Short exercise
Count how many lines contain the word "flag". Respond with the number alone.

Excerpted data

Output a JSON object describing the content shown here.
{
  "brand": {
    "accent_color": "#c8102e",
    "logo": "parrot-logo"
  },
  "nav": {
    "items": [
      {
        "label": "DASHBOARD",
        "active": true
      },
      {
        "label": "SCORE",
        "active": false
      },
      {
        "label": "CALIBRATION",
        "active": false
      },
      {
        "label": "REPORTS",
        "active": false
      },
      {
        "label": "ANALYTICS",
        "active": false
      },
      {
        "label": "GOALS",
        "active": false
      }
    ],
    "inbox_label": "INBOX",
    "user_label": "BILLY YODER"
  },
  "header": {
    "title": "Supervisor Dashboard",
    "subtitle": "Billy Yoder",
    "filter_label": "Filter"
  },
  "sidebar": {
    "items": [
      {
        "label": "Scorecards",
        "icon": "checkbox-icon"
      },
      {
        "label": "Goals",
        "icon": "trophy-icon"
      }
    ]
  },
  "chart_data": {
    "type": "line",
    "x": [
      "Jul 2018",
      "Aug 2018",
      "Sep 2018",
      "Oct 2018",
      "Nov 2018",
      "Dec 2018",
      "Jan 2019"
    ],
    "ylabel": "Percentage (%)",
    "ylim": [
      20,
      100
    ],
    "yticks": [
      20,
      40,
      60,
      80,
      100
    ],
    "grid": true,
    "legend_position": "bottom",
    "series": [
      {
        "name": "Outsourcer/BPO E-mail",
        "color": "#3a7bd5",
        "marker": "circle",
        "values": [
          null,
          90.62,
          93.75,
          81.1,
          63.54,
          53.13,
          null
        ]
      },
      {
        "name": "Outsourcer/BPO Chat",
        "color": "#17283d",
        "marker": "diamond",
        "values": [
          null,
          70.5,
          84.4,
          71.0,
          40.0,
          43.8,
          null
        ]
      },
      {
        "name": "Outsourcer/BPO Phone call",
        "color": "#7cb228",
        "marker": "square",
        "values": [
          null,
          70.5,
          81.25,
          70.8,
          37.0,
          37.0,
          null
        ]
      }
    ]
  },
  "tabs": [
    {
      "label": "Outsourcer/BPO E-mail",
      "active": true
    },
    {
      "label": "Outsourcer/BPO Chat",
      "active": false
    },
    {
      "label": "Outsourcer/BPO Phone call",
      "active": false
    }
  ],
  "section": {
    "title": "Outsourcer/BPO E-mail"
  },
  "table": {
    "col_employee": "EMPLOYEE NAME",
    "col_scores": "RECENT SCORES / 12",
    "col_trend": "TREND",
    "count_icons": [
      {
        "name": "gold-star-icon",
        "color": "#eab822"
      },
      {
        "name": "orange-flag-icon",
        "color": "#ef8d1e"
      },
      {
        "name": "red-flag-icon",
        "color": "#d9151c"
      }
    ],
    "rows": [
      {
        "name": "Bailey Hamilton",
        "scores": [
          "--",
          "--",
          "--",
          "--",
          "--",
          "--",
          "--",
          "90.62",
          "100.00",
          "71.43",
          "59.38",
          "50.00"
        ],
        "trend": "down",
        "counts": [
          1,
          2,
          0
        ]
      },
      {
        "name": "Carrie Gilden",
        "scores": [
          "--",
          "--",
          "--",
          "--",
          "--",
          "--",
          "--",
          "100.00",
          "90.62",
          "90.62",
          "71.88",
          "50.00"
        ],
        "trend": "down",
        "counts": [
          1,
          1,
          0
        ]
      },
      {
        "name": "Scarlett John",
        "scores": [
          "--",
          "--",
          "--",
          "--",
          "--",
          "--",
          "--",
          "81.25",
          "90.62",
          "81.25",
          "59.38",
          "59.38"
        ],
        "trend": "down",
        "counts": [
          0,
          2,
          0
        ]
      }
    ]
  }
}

Response for this exercise
2